▶ [Ausgangstext]
/---

Liebe Rundbriefleser/-innen,
das Wichtigste zuerst: Ich habe nun endlich eine feste Projektstelle und einen festen Wohnort!
Und das kam so: Anfang Dezember kam es zu einem Gespräch zwischen dem Chef der Fundación, unserer Freiwilligenbeauftragten Gabriela und mir. Aufgrund der anstehenden Sommerferien, die in Bolivien den kompletten Dezember und Januar andauern, wurde entschieden, dass ich erst einmal in einer anderen Einsatzstelle in der Stadt arbeiten sollte. Schließlich haben die meisten Projekte der Fundación in diesem Zeitraum sowieso geschlossen. Dieses Projekt hat mir mehr und mehr zugesagt. Das liegt vor allem daran, dass ich dort eine richtige Aufgabe und feste Arbeitszeiten habe. Außerdem kann ich an einem Ort bleiben und mir somit endlich einen Alltag aufbauen. Daher wurde mir nach langem Hin und Her der Wechsel in dieses Projekt genehmigt.
Mein neues Projekt
Mein neues Projekt ist das Instituto Psicopedagógico, eine Einrichtung für Kinder mit Behinderung. Ich arbeite in der sogenannten Pediatría (Pädiatrie). Diese ist ein Internat für circa 40 null- bis zehnjährige Kinder mit den verschiedensten Beeinträchtigungen.
Die bereits erwähnten Ferien haben allerdings viele Kinder in ihren Familien verbracht.
Nur Bigmar und Juliana (siehe Foto) und noch neun weitere Kinder waren in diesen zwei Monaten im Internat. Vor allem diese Kinder kenne ich so langsam immer besser und schließe sie immer mehr ins Herz.
Mittlerweile hat sich die Anzahl der Kinder verdrei-, wenn nicht sogar vervierfacht und mit ihnen auch die Arbeit, die Lautstärke und die vollen Windeln. Und somit spielt sich hier immer mehr der gewöhnliche Arbeitsalltag ein, von dem ich allerdings erst in meinem nächsten Rundbrief berichten werde.

\---

▶ [Aufgeführte Zeilen]
/---

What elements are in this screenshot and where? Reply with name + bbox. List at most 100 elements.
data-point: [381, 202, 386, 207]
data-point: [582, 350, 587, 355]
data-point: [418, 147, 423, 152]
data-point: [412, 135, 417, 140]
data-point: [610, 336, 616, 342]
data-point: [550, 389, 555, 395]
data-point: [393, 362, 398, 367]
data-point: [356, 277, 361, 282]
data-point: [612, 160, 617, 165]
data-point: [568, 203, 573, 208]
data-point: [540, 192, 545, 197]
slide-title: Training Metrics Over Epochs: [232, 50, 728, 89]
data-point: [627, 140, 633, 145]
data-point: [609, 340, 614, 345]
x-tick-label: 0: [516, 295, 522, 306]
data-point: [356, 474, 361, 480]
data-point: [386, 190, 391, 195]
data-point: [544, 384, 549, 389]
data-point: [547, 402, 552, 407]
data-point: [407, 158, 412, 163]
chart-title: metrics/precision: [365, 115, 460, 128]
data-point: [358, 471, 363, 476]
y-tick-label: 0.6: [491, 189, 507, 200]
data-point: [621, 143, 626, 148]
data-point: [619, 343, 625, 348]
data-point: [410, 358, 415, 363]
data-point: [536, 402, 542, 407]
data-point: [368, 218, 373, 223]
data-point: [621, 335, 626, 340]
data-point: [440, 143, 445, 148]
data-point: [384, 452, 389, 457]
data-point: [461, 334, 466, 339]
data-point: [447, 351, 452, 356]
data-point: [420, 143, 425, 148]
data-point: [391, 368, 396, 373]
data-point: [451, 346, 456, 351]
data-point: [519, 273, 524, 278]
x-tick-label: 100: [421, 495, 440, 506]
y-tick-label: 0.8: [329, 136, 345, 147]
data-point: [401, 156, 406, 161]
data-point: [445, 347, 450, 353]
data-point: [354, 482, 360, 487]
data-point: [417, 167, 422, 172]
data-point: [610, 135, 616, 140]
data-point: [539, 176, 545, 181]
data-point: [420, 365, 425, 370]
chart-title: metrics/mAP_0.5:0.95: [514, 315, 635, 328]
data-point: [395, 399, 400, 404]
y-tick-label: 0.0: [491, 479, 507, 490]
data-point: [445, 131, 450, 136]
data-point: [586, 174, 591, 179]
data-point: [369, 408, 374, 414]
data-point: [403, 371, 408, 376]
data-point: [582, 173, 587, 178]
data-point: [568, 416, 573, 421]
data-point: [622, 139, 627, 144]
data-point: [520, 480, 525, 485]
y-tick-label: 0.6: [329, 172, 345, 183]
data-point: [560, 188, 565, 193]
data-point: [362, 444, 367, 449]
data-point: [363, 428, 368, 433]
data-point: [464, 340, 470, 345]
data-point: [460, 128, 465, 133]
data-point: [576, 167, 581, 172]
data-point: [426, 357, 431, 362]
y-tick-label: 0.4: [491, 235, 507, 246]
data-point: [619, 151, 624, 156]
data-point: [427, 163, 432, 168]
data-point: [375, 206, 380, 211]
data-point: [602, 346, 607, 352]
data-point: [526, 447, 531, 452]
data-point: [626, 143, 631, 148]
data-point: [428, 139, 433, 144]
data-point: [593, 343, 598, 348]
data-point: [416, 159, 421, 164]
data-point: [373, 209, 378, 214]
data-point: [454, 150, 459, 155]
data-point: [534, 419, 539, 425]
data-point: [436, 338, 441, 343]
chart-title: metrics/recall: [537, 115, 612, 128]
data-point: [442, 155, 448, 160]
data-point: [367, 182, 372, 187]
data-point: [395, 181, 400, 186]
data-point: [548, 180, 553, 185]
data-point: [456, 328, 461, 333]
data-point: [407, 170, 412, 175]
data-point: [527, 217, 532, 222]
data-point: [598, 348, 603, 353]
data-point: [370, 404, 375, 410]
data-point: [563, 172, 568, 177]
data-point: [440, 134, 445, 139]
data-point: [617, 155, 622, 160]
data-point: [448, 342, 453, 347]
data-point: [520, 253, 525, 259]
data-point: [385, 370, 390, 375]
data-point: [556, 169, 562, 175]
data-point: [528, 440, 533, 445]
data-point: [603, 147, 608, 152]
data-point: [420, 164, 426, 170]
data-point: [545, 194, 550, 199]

\---

▶ [Aufgaben]
**1.** Wie viele Kinder welchen Alters leben laut dem Rundbrief im Internat der Pediatría?
**2.** Schreib den Abschnitt aus dem Rundbrief ab, der bei den Worten "Und das kam" beginnt und nach "dieses Projekt genehmigt." endet, und setz dabei "Stiftung" an die Stelle von "Fundación".

▶ [Erwartete Lösungen]
**1.** Circa 40 Kinder im Alter von null bis zehn Jahren.

**2.**
Und das kam so: Anfang Dezember kam es zu einem Gespräch zwischen dem Chef der Stiftung, unserer Freiwilligenbeauftragten Gabriela und mir. Aufgrund der anstehenden Sommerferien, die in Bolivien den kompletten Dezember und Januar andauern, wurde entschieden, dass ich erst einmal in einer anderen Einsatzstelle in der Stadt arbeiten sollte. Schließlich haben die meisten Projekte der Stiftung in diesem Zeitraum sowieso geschlossen. Dieses Projekt hat mir mehr und mehr zugesagt. Das liegt vor allem daran, dass ich dort eine richtige Aufgabe und feste Arbeitszeiten habe. Außerdem kann ich an einem Ort bleiben und mir somit endlich einen Alltag aufbauen. Daher wurde mir nach langem Hin und Her der Wechsel in dieses Projekt genehmigt.